──────── TEXTO DE LECTURA ────────
Por Caterine Galaz Valderrama
Doctora (c) en Filosofía de la Educación
Barcelona, España, enero 2008
Foto: H. Castañón
Imaginar que entre los futuros familiares haya alguien que profese una religión diferente, o que vista de manera poco usual o que tenga una costumbre distinta en las comidas, para algunas personas puede resultar impensable y, más aún, poco deseable. Aunque a simple vista puede parecer una conducta inofensiva, en el fondo de este comportamiento, pueden estar incubados, signos claros de rechazo respecto de quienes nos parecen “diferentes” y “ajenos” a nuestro propio grupo social.
──────── MATERIAL DE ESTUDIO ────────
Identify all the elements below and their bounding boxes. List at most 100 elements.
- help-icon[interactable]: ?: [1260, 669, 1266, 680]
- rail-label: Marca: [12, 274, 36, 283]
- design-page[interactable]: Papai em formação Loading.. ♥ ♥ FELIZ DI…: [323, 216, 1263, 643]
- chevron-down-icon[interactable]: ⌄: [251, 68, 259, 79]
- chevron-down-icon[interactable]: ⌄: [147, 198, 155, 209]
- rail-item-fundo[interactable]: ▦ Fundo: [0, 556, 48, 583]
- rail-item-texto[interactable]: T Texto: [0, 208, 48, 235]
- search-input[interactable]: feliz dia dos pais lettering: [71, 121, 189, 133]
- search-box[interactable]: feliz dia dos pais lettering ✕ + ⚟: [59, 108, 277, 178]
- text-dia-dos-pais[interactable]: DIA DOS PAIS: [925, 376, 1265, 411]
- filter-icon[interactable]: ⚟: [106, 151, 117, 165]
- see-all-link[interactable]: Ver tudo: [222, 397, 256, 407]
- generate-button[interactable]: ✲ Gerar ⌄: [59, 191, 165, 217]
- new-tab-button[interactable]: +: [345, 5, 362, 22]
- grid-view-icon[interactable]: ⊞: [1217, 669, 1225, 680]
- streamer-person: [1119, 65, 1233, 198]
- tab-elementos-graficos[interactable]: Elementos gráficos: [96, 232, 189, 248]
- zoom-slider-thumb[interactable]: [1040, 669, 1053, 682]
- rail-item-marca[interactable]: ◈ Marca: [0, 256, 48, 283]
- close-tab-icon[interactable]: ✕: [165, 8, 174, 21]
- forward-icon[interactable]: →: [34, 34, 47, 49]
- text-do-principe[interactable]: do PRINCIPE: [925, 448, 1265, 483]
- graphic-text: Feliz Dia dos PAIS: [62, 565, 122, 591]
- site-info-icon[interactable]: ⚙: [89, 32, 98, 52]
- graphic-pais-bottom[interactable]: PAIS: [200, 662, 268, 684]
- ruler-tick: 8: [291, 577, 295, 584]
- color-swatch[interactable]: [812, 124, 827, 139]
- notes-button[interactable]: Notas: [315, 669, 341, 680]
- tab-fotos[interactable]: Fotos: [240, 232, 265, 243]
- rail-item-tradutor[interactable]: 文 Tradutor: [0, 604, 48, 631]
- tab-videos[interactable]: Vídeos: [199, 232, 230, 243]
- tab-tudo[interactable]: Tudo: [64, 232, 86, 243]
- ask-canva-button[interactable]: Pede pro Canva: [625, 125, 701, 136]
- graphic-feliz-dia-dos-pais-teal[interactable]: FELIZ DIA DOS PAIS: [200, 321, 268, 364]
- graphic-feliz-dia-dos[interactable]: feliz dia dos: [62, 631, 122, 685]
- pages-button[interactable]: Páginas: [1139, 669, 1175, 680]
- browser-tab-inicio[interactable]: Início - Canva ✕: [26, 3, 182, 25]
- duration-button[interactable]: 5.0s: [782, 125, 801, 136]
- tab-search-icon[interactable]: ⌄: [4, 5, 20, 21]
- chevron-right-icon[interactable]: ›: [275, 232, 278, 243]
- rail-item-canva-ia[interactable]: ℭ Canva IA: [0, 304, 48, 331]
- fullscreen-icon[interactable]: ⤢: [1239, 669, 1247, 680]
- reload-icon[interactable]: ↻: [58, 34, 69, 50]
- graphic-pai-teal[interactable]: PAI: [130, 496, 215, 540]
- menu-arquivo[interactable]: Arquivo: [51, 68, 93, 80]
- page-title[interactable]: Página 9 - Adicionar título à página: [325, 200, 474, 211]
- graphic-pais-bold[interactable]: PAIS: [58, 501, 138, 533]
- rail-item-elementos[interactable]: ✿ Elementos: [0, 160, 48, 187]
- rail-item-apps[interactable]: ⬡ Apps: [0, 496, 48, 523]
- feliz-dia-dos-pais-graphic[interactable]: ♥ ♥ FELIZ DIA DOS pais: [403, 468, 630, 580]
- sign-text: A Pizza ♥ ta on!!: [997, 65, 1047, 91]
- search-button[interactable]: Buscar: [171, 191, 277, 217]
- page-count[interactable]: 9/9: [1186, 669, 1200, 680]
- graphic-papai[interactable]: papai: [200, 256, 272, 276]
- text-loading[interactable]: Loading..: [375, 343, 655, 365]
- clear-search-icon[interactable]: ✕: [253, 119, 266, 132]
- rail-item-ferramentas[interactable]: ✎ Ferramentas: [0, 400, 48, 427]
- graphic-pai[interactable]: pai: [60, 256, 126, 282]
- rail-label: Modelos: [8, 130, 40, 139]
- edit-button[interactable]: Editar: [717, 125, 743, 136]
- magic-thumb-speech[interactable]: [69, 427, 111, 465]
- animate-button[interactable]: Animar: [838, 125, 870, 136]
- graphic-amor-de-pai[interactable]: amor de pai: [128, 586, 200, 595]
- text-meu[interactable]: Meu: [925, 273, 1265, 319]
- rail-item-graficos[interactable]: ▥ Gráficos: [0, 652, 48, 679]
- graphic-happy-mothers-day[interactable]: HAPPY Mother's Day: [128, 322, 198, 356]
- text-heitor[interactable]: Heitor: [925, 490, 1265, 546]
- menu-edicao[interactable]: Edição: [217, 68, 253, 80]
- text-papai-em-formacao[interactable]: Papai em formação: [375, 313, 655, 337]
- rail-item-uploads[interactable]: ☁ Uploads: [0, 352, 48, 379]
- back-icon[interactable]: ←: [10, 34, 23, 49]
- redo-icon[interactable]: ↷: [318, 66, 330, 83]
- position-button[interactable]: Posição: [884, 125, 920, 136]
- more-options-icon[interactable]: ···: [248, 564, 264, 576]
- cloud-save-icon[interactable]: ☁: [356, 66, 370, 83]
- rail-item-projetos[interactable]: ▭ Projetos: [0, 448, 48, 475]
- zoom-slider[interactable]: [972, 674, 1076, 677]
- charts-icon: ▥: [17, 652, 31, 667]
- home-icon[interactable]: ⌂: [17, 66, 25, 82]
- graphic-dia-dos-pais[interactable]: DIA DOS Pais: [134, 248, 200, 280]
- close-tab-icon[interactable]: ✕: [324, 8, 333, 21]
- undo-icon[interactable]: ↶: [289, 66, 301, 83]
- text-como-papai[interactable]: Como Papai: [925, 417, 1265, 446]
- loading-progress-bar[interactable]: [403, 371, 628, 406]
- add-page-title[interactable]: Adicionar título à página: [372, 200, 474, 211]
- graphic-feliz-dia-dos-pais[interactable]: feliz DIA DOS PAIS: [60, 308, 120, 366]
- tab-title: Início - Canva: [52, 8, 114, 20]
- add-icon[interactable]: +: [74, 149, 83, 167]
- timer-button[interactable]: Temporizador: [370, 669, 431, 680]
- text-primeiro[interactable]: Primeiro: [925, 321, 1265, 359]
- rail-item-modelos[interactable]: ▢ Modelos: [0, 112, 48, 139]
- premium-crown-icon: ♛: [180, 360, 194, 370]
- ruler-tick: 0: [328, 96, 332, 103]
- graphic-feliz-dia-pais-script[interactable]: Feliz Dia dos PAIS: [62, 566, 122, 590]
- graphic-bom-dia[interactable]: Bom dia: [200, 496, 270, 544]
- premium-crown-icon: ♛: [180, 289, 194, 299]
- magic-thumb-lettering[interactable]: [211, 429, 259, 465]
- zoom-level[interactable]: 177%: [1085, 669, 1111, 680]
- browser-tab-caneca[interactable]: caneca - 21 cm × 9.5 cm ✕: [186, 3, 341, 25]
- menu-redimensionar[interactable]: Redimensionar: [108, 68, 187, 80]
────────
=== TAREAS POR HACER ===
A. Según el texto sobre el rechazo a quienes parecen diferentes, ¿son ciertas estas afirmaciones? Responde sí o no a cada una y cita las palabras del texto que lo deciden. (i) El texto está fechado en Barcelona en enero de 2008. (ii) Para algunas personas, tener en la familia a alguien de otra religión puede resultar impensable. (iii) A simple vista, esa conducta parece claramente dañina.
B. Sigue escribiendo el texto sobre el rechazo a quienes parecen diferentes a partir de donde se detiene.
Las entradas no hacen falta para nada de lo que se pide aquí.

=== RESPUESTAS ESPERADAS ===
A.
(i) Sí: "Barcelona, España, enero 2008".
(ii) Sí: "para algunas personas puede resultar impensable".
(iii) No: "a simple vista puede parecer una conducta inofensiva".

B.
Este tipo de actitudes se enmarca en lo que se conoce como “racismo cultural” o “racismo sin raza”. Estas nominaciones se refieren a aquellas visiones que consideran una cierta superioridad histórico-cultural de unos grupos respecto de otros, ya no cimentada en aspectos biológicos sino en rasgos culturales subvalorados por el observador. Parecieran no agradar los signos visuales (vestimenta, accesorios, etc.), las formas de reunión social y familiar, las adscripciones religiosas, el uso del espacio público, entre otros rasgos; considerándoles, de menor valor –o directamente descalificándolos– respecto de la simbólica dominante.
Hasta hace poco seguía vigente un racismo biológico, basado en la supuesta superioridad genética de unos grupos sobre otros. Esta visión fue cuestionada desde diferentes perspectivas durante el siglo XX y quedó totalmente obsoleta con el descubrimiento del “genoma humano”. En concreto, las investigaciones del genoma humano demostraron que todos los seres humanos compartimos el mismo patrón genético, por tanto, las diferencias entre los diferentes grupos sólo son fenotípicas, es decir, de los rasgos físicos externos, que responden a variantes adaptativas desarrolladas por cada grupo a través del tiempo.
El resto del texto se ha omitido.